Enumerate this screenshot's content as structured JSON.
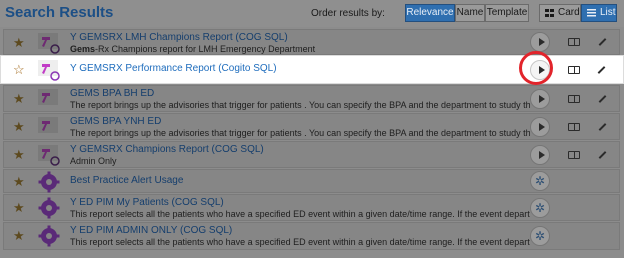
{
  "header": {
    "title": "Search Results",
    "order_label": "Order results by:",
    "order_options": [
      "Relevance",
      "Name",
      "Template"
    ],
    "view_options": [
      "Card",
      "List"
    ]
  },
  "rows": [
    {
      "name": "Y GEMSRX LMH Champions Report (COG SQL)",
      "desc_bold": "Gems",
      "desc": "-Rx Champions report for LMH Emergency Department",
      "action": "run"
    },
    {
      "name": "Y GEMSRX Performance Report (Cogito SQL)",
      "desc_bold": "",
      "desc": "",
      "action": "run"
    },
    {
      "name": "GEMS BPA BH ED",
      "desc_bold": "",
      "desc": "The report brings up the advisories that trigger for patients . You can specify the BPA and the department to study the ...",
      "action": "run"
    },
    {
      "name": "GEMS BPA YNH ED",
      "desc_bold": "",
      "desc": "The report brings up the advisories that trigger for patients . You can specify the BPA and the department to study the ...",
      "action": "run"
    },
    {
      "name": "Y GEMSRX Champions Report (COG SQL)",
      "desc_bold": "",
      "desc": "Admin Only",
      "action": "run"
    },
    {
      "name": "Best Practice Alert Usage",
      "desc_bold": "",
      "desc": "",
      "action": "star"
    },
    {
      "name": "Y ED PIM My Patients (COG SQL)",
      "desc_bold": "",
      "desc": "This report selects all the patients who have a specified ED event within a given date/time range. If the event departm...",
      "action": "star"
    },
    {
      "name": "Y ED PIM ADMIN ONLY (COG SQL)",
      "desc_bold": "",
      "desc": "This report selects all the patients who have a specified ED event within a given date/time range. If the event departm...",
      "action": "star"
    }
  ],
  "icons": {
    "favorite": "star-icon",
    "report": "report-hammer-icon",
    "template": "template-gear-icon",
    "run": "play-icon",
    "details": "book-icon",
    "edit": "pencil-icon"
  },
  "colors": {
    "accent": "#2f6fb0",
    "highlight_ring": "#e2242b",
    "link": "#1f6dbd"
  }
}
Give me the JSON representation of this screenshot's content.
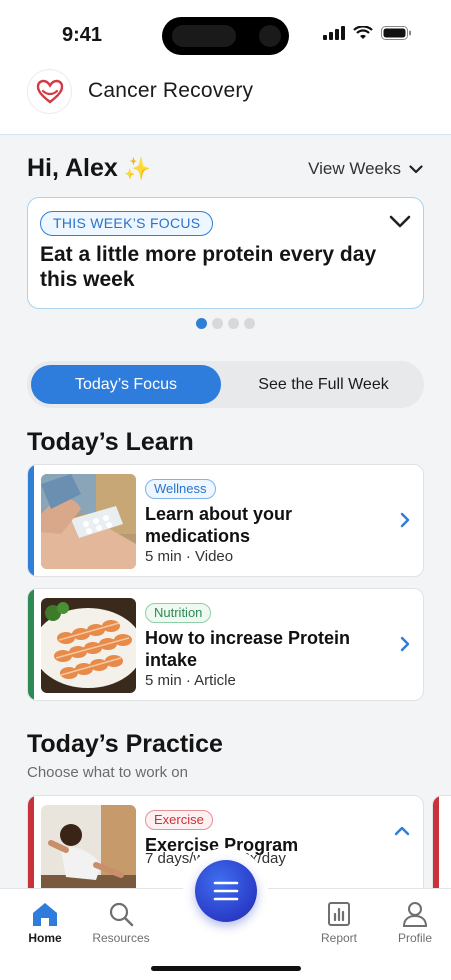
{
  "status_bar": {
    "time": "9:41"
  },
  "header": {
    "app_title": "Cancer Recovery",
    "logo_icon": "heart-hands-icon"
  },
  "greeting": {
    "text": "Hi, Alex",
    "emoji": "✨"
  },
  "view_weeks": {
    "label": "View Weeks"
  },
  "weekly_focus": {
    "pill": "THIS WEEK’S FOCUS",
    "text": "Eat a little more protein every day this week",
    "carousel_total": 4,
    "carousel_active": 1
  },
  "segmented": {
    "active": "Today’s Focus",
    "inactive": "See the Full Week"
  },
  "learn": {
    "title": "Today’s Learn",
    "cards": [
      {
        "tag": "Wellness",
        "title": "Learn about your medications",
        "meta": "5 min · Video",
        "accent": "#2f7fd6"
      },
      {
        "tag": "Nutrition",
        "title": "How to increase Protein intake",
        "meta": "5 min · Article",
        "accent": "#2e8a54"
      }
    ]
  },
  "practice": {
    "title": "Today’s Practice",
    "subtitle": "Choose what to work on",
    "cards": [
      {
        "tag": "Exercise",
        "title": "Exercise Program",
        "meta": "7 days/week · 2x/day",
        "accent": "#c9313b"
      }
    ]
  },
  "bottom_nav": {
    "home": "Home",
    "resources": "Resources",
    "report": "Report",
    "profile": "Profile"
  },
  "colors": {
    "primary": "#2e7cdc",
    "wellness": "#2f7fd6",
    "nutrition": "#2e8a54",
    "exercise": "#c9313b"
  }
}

● ● ● ● ● ● ●

> **What you will do**
In the copy you write, the data above must appear exactly, with no pictures.

> **Result**
Enumerate this screenshot's content as structured JSON.
{
  "header": {
    "title": "Search Results",
    "order_label": "Order results by:",
    "order_options": [
      "Relevance",
      "Name",
      "Template"
    ],
    "view_options": [
      "Card",
      "List"
    ]
  },
  "rows": [
    {
      "name": "Y GEMSRX LMH Champions Report (COG SQL)",
      "desc_bold": "Gems",
      "desc": "-Rx Champions report for LMH Emergency Department",
      "action": "run"
    },
    {
      "name": "Y GEMSRX Performance Report (Cogito SQL)",
      "desc_bold": "",
      "desc": "",
      "action": "run"
    },
    {
      "name": "GEMS BPA BH ED",
      "desc_bold": "",
      "desc": "The report brings up the advisories that trigger for patients . You can specify the BPA and the department to study the ...",
      "action": "run"
    },
    {
      "name": "GEMS BPA YNH ED",
      "desc_bold": "",
      "desc": "The report brings up the advisories that trigger for patients . You can specify the BPA and the department to study the ...",
      "action": "run"
    },
    {
      "name": "Y GEMSRX Champions Report (COG SQL)",
      "desc_bold": "",
      "desc": "Admin Only",
      "action": "run"
    },
    {
      "name": "Best Practice Alert Usage",
      "desc_bold": "",
      "desc": "",
      "action": "star"
    },
    {
      "name": "Y ED PIM My Patients (COG SQL)",
      "desc_bold": "",
      "desc": "This report selects all the patients who have a specified ED event within a given date/time range. If the event departm...",
      "action": "star"
    },
    {
      "name": "Y ED PIM ADMIN ONLY (COG SQL)",
      "desc_bold": "",
      "desc": "This report selects all the patients who have a specified ED event within a given date/time range. If the event departm...",
      "action": "star"
    }
  ],
  "icons": {
    "favorite": "star-icon",
    "report": "report-hammer-icon",
    "template": "template-gear-icon",
    "run": "play-icon",
    "details": "book-icon",
    "edit": "pencil-icon"
  },
  "colors": {
    "accent": "#2f6fb0",
    "highlight_ring": "#e2242b",
    "link": "#1f6dbd"
  }
}
Give me the JSON representation of this screenshot's content.
{
  "status_bar": {
    "time": "9:41"
  },
  "header": {
    "app_title": "Cancer Recovery",
    "logo_icon": "heart-hands-icon"
  },
  "greeting": {
    "text": "Hi, Alex",
    "emoji": "✨"
  },
  "view_weeks": {
    "label": "View Weeks"
  },
  "weekly_focus": {
    "pill": "THIS WEEK’S FOCUS",
    "text": "Eat a little more protein every day this week",
    "carousel_total": 4,
    "carousel_active": 1
  },
  "segmented": {
    "active": "Today’s Focus",
    "inactive": "See the Full Week"
  },
  "learn": {
    "title": "Today’s Learn",
    "cards": [
      {
        "tag": "Wellness",
        "title": "Learn about your medications",
        "meta": "5 min · Video",
        "accent": "#2f7fd6"
      },
      {
        "tag": "Nutrition",
        "title": "How to increase Protein intake",
        "meta": "5 min · Article",
        "accent": "#2e8a54"
      }
    ]
  },
  "practice": {
    "title": "Today’s Practice",
    "subtitle": "Choose what to work on",
    "cards": [
      {
        "tag": "Exercise",
        "title": "Exercise Program",
        "meta": "7 days/week · 2x/day",
        "accent": "#c9313b"
      }
    ]
  },
  "bottom_nav": {
    "home": "Home",
    "resources": "Resources",
    "report": "Report",
    "profile": "Profile"
  },
  "colors": {
    "primary": "#2e7cdc",
    "wellness": "#2f7fd6",
    "nutrition": "#2e8a54",
    "exercise": "#c9313b"
  }
}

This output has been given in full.